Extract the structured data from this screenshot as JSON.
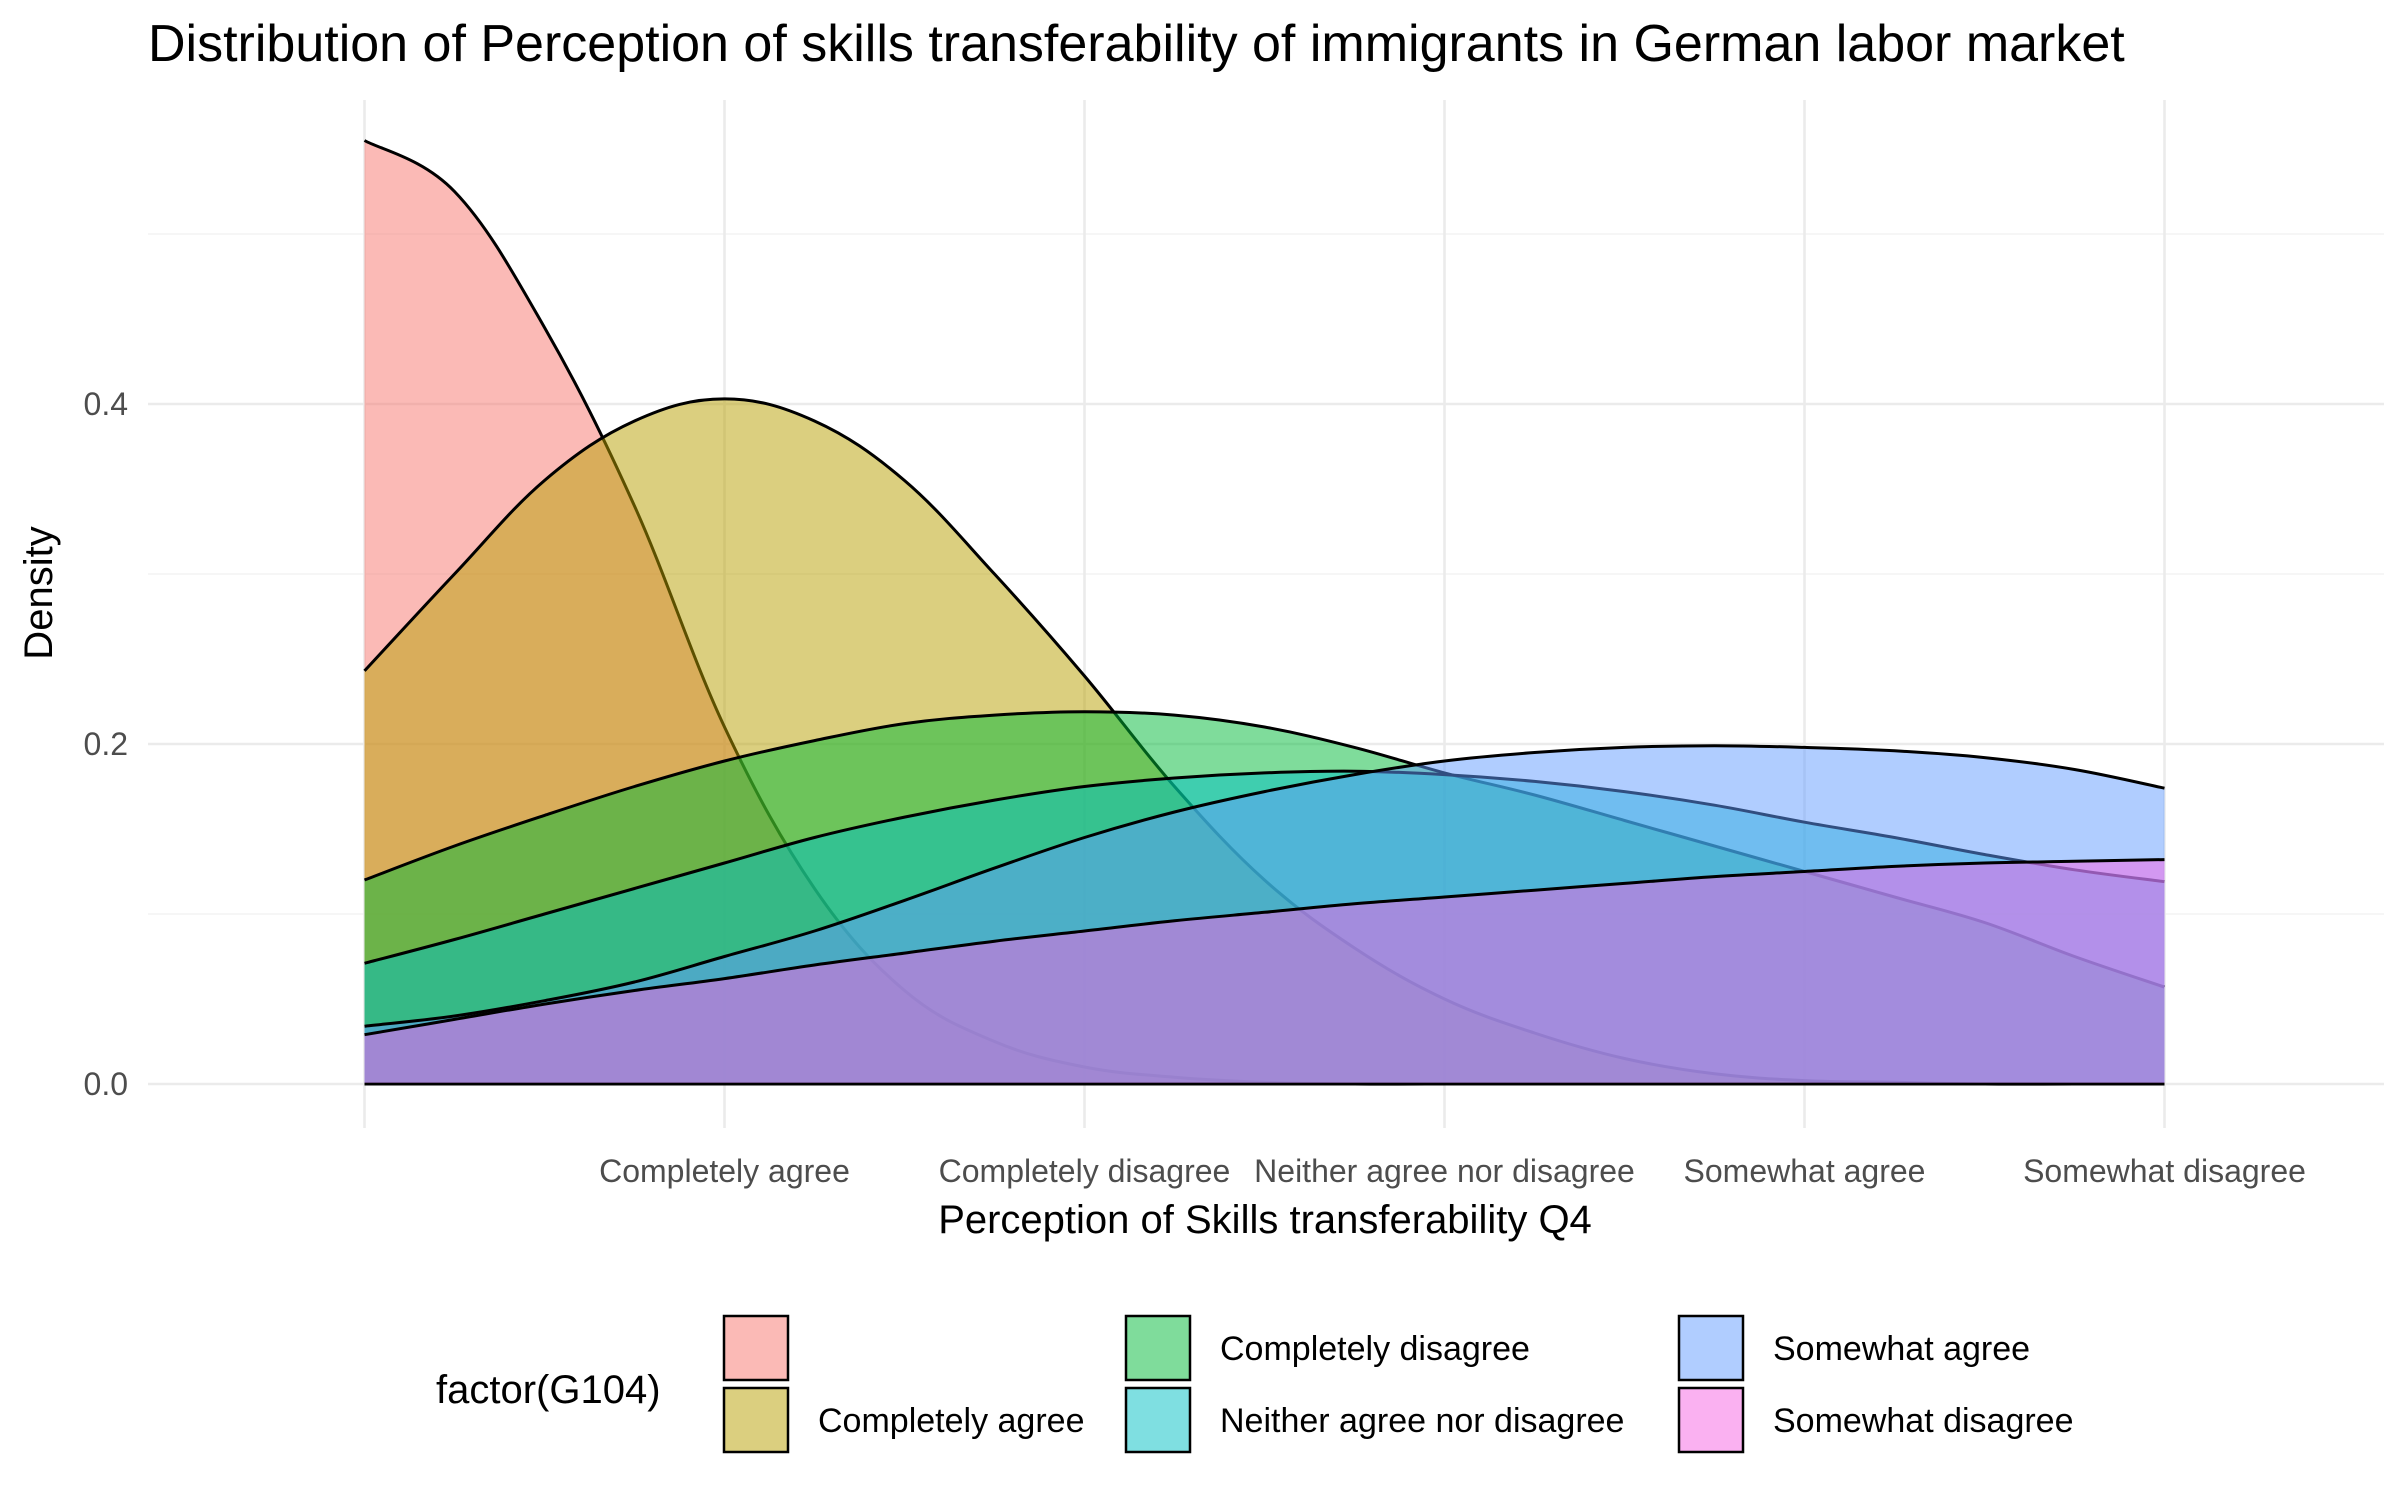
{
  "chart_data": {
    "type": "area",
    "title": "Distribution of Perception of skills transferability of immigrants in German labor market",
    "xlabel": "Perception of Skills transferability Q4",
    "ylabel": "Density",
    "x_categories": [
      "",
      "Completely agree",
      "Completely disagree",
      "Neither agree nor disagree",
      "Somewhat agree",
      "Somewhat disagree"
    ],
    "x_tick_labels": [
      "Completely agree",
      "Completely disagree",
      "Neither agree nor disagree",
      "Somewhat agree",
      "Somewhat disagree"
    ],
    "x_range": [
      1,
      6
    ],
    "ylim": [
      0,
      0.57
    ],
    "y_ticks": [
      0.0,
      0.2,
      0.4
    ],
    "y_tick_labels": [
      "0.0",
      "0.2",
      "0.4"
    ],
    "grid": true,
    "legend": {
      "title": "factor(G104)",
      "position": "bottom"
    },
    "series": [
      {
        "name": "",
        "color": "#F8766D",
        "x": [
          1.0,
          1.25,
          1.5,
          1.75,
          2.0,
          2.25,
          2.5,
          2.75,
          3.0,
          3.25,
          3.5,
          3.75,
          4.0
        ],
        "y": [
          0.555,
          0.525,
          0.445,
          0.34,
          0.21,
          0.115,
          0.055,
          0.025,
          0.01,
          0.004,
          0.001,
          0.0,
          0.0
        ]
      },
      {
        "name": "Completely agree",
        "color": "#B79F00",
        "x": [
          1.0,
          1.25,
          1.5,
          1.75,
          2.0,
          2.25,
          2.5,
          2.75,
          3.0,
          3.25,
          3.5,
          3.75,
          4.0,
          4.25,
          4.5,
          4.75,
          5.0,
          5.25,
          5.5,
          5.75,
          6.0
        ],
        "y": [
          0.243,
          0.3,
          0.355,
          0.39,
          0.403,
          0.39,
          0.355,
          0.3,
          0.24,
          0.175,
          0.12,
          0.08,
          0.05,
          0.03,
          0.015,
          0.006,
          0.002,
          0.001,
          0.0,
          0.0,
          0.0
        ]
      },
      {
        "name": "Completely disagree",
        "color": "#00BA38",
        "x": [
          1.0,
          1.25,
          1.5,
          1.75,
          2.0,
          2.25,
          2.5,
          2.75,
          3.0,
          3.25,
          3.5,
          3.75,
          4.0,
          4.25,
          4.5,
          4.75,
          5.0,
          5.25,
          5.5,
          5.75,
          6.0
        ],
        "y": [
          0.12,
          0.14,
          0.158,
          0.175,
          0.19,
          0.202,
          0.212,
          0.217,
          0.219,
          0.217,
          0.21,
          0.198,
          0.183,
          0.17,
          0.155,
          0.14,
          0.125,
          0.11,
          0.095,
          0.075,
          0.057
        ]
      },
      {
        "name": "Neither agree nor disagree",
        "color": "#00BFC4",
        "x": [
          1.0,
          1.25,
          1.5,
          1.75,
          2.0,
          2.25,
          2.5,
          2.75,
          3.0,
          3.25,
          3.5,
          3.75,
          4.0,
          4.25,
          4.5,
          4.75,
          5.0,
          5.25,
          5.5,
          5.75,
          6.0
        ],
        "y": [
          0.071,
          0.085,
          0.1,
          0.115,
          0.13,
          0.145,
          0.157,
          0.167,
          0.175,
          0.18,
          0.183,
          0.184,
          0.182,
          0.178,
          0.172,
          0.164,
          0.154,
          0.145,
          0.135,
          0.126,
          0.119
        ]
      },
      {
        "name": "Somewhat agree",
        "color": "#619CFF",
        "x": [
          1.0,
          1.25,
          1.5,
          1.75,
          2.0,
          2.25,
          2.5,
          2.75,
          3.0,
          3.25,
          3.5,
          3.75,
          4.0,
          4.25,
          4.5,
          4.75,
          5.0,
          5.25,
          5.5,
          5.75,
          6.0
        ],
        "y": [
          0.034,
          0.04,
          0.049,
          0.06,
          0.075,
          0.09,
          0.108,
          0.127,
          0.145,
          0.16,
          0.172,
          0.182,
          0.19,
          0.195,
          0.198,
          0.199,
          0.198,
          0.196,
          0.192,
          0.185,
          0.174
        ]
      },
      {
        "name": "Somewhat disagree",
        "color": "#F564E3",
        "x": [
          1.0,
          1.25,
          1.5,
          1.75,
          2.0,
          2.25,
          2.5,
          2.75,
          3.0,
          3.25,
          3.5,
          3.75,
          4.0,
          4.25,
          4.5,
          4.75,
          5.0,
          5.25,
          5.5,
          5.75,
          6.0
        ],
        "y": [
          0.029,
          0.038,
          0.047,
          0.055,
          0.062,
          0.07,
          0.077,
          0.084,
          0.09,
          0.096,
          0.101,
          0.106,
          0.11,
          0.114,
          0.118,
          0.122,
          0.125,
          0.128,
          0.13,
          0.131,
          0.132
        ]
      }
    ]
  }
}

===

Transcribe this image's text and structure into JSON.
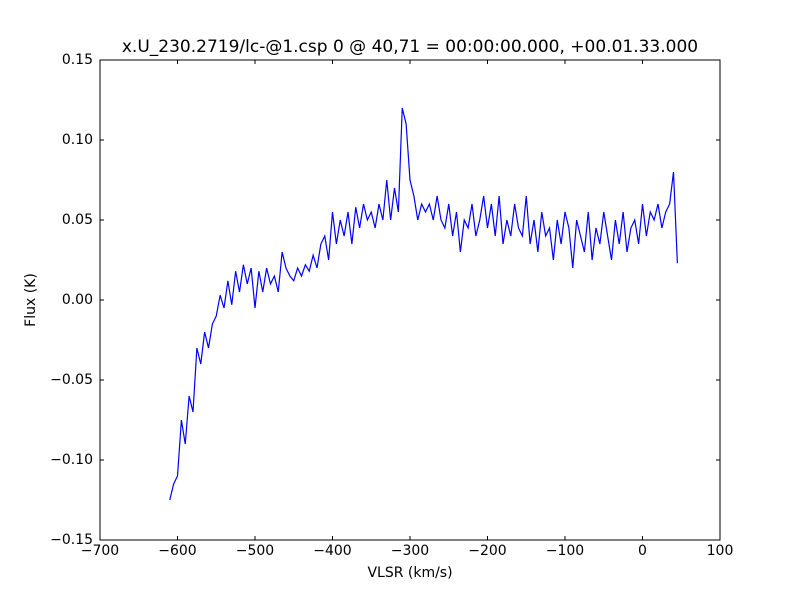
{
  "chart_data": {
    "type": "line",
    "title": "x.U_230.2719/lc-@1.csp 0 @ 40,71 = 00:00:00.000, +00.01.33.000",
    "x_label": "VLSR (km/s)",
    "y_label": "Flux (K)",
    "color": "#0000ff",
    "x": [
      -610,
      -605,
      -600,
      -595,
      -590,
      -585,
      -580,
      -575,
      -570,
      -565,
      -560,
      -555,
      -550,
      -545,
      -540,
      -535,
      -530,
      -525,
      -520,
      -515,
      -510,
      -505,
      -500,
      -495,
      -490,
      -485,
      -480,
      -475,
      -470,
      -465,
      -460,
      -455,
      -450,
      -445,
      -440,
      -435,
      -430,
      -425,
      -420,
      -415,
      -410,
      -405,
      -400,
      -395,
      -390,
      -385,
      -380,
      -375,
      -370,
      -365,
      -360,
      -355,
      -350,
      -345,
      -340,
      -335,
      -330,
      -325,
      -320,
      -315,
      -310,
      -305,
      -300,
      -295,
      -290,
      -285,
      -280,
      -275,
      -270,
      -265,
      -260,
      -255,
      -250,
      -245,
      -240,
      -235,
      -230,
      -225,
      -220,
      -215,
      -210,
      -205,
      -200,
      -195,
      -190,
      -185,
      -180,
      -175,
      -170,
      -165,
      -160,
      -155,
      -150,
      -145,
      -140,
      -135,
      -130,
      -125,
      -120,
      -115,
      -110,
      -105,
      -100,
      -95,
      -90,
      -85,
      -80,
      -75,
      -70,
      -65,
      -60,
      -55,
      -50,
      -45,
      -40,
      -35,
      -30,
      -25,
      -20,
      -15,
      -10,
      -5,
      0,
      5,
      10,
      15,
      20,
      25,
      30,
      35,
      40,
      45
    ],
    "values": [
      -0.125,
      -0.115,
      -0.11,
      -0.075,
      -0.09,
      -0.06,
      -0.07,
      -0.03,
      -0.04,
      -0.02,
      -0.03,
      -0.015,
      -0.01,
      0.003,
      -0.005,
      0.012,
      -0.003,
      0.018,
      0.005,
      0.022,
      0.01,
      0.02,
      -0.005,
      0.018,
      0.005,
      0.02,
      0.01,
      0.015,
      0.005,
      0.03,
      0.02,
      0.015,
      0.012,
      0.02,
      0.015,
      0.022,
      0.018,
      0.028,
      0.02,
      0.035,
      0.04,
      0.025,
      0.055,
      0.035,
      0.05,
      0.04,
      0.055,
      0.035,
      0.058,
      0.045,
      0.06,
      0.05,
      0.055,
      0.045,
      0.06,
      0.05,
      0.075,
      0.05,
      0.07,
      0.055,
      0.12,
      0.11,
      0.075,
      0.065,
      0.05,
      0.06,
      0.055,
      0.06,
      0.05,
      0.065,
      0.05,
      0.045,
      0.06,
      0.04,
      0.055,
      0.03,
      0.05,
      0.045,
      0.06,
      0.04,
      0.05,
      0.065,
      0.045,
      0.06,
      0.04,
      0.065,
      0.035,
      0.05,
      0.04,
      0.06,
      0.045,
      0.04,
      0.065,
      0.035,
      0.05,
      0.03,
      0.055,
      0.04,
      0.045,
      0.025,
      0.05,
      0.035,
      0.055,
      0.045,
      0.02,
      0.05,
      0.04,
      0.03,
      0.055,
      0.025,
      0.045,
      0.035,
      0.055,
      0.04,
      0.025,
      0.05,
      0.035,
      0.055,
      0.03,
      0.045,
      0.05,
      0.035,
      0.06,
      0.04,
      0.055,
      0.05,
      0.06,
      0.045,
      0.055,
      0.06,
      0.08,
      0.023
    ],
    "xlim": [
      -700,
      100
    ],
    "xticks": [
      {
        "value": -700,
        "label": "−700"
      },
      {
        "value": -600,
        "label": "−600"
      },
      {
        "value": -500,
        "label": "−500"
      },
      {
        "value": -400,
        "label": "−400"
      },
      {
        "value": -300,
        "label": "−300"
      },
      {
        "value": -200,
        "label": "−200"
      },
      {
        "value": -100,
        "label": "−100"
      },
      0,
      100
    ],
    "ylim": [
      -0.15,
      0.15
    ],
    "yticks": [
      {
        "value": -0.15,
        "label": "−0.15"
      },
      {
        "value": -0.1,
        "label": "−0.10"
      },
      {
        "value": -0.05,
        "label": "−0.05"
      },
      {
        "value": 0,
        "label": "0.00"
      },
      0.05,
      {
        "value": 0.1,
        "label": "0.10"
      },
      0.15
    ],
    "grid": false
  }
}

===

*Required work*:
Show all lines in the entries above where the string "name" appears.

*Written answer*:
        "name": "",
        "name": "Completely agree",
        "name": "Completely disagree",
        "name": "Neither agree nor disagree",
        "name": "Somewhat agree",
        "name": "Somewhat disagree",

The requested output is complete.